#### Written instruction
Repeat verbatim the lines from the one containing "What elements are" through the one containing "instruction-callout: If your", inclusive.

#### Input rows
═══

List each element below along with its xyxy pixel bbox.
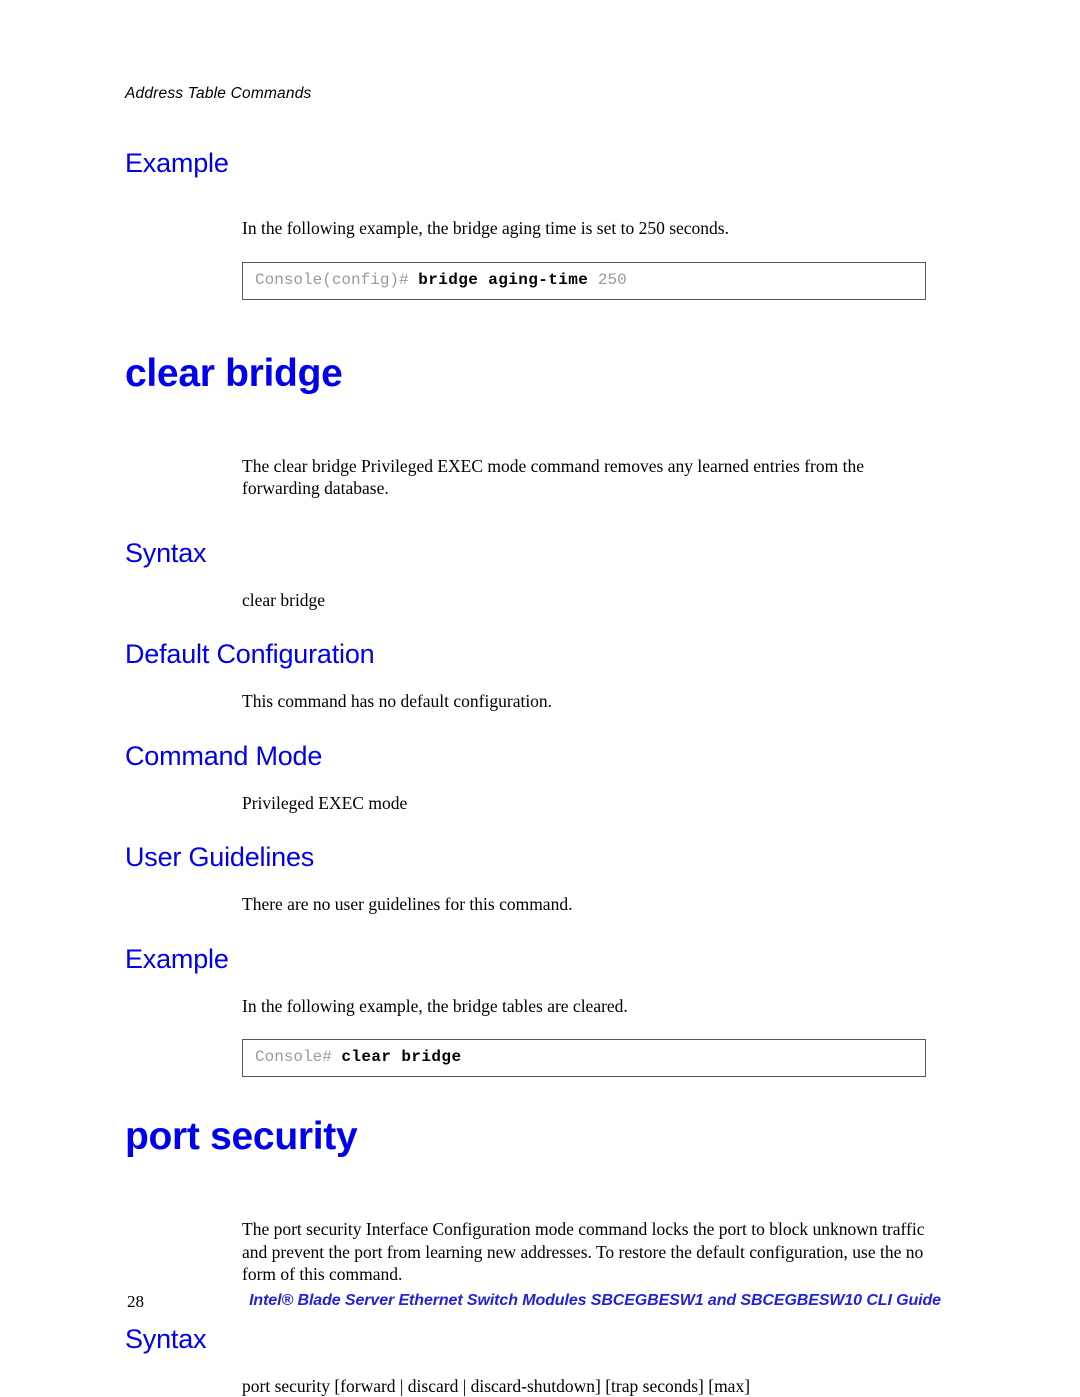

═══

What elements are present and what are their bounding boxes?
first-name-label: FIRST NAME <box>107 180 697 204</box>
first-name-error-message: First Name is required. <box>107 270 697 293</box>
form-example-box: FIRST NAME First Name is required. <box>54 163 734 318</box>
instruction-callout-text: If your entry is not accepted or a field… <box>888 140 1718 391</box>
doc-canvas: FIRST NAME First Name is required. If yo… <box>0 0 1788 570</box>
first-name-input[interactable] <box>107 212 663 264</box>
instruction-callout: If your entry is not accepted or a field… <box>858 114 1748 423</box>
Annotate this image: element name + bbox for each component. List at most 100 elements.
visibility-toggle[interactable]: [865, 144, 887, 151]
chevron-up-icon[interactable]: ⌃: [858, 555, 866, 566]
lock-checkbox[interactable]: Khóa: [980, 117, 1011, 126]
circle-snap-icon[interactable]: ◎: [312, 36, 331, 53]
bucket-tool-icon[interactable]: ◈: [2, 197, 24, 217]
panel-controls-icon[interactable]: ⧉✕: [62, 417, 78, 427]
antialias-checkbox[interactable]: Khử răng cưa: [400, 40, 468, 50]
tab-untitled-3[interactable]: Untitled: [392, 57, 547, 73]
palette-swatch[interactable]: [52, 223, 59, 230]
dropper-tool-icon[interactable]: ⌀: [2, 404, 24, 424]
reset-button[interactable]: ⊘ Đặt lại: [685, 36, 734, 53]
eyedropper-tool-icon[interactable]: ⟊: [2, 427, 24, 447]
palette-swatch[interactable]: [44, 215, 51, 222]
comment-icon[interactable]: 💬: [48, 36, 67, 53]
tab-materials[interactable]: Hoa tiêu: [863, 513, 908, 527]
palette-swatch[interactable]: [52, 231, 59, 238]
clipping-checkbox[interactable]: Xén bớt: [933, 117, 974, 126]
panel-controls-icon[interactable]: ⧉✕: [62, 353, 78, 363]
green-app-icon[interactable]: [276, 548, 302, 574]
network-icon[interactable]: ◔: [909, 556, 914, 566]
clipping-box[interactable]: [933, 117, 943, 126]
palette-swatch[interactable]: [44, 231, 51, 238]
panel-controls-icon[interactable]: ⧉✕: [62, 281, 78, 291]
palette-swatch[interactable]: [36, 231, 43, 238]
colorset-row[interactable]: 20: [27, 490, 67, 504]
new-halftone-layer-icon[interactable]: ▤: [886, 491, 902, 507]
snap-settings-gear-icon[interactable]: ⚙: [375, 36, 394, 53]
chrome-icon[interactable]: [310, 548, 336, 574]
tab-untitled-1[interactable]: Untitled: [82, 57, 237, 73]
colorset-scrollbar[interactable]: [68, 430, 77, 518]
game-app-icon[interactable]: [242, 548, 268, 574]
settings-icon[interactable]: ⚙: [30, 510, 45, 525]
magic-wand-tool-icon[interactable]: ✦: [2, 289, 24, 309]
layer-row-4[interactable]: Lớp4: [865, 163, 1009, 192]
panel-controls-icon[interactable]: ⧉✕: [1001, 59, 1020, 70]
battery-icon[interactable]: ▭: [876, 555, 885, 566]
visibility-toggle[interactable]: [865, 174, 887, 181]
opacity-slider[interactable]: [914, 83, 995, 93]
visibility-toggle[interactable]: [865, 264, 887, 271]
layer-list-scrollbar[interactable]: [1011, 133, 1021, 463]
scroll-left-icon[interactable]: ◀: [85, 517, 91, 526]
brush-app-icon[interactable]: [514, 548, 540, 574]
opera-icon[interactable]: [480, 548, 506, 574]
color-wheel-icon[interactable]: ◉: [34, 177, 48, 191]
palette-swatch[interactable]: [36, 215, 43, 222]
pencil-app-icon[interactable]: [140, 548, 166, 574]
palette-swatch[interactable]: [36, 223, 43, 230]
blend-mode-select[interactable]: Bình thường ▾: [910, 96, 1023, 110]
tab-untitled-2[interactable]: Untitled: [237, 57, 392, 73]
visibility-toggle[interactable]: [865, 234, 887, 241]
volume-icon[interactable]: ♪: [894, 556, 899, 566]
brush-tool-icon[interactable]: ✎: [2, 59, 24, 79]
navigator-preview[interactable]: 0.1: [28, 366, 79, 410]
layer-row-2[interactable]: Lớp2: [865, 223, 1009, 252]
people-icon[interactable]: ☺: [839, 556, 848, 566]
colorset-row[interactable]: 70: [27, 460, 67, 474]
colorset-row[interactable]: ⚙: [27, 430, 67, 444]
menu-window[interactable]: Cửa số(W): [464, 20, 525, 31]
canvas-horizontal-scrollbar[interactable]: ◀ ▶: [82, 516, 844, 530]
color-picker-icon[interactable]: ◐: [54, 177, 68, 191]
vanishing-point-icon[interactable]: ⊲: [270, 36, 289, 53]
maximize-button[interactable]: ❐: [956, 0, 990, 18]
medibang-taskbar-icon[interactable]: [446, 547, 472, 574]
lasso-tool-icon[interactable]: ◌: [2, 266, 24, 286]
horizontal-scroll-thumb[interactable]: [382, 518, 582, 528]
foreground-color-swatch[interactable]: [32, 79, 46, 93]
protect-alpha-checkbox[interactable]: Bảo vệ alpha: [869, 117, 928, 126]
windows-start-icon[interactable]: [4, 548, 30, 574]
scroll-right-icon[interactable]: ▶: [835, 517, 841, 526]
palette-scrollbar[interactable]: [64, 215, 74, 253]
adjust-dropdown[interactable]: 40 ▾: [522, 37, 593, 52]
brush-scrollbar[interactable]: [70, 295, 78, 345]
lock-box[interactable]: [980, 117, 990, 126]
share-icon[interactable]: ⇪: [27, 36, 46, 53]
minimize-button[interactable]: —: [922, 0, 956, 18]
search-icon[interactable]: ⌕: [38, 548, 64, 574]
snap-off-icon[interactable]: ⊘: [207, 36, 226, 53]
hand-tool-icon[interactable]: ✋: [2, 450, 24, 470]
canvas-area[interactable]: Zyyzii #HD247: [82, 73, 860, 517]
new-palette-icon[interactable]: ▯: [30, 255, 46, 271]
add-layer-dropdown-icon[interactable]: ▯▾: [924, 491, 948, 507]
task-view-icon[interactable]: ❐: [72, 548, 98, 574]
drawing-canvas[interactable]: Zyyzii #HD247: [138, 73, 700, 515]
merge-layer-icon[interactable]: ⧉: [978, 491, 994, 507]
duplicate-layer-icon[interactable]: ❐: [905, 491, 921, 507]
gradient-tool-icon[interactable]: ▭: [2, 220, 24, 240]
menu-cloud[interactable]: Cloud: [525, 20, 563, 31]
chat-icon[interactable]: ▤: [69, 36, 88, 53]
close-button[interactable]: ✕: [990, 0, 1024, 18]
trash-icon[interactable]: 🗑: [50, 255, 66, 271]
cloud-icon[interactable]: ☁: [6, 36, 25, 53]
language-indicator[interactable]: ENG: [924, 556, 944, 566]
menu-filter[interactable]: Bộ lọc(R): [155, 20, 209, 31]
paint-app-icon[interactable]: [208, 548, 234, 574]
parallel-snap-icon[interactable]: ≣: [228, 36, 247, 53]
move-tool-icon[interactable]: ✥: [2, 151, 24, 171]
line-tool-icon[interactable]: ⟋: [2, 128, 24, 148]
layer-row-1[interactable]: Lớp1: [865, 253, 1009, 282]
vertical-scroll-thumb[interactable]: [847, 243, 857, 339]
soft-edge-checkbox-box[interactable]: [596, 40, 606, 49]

═══

#### Response below
What elements are present and what are their bounding boxes?
first-name-label: FIRST NAME <box>107 180 697 204</box>
first-name-error-message: First Name is required. <box>107 270 697 293</box>
form-example-box: FIRST NAME First Name is required. <box>54 163 734 318</box>
instruction-callout-text: If your entry is not accepted or a field… <box>888 140 1718 391</box>
doc-canvas: FIRST NAME First Name is required. If yo… <box>0 0 1788 570</box>
first-name-input[interactable] <box>107 212 663 264</box>
instruction-callout: If your entry is not accepted or a field… <box>858 114 1748 423</box>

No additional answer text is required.